START

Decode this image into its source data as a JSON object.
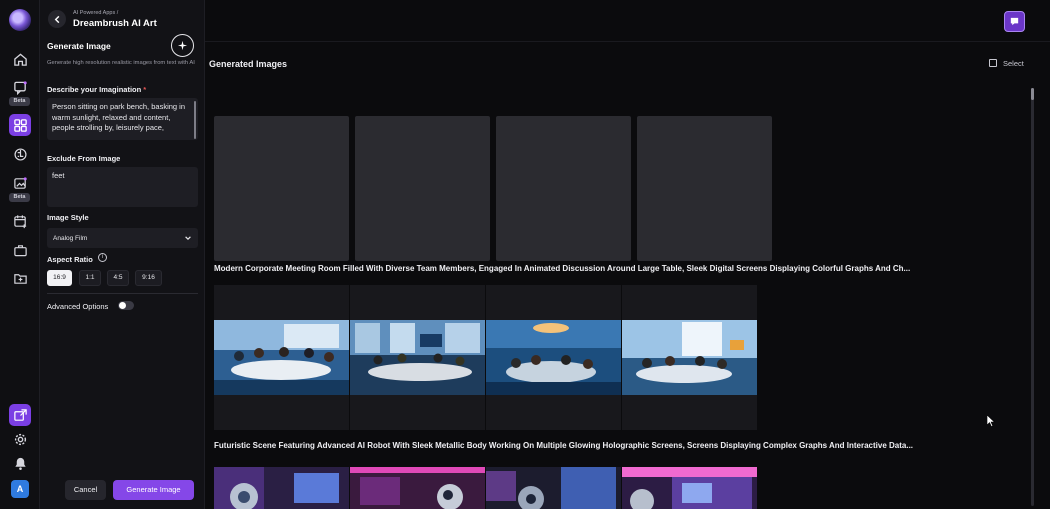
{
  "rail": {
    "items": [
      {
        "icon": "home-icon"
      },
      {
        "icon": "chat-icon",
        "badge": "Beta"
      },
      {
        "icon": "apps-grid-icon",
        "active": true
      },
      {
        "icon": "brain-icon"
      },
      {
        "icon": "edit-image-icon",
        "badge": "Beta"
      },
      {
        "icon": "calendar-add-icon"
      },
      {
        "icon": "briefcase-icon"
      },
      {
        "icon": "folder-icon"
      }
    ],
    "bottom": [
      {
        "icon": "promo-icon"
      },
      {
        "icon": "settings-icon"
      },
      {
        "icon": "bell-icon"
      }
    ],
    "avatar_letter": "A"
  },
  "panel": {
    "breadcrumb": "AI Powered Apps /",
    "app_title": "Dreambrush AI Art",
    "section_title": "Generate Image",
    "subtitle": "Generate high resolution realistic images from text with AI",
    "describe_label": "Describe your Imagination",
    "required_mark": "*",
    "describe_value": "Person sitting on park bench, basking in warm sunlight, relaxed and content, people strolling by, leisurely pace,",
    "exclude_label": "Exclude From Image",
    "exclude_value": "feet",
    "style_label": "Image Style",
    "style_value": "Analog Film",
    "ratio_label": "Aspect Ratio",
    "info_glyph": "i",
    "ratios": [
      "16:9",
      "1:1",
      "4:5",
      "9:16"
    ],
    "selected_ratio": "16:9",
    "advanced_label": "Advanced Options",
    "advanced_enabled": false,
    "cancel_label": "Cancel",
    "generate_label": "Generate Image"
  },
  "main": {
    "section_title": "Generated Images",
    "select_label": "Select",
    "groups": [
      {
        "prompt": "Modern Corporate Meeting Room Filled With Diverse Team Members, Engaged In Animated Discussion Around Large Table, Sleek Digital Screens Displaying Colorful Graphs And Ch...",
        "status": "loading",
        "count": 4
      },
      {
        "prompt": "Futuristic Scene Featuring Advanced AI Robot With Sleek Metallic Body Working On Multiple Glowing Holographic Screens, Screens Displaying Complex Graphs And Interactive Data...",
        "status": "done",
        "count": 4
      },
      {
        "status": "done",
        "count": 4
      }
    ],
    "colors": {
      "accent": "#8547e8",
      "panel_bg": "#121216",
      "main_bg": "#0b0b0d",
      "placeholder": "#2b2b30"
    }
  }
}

END

From the material above, count the lines that include "Graphs" and give only the total.

> [Result below]
2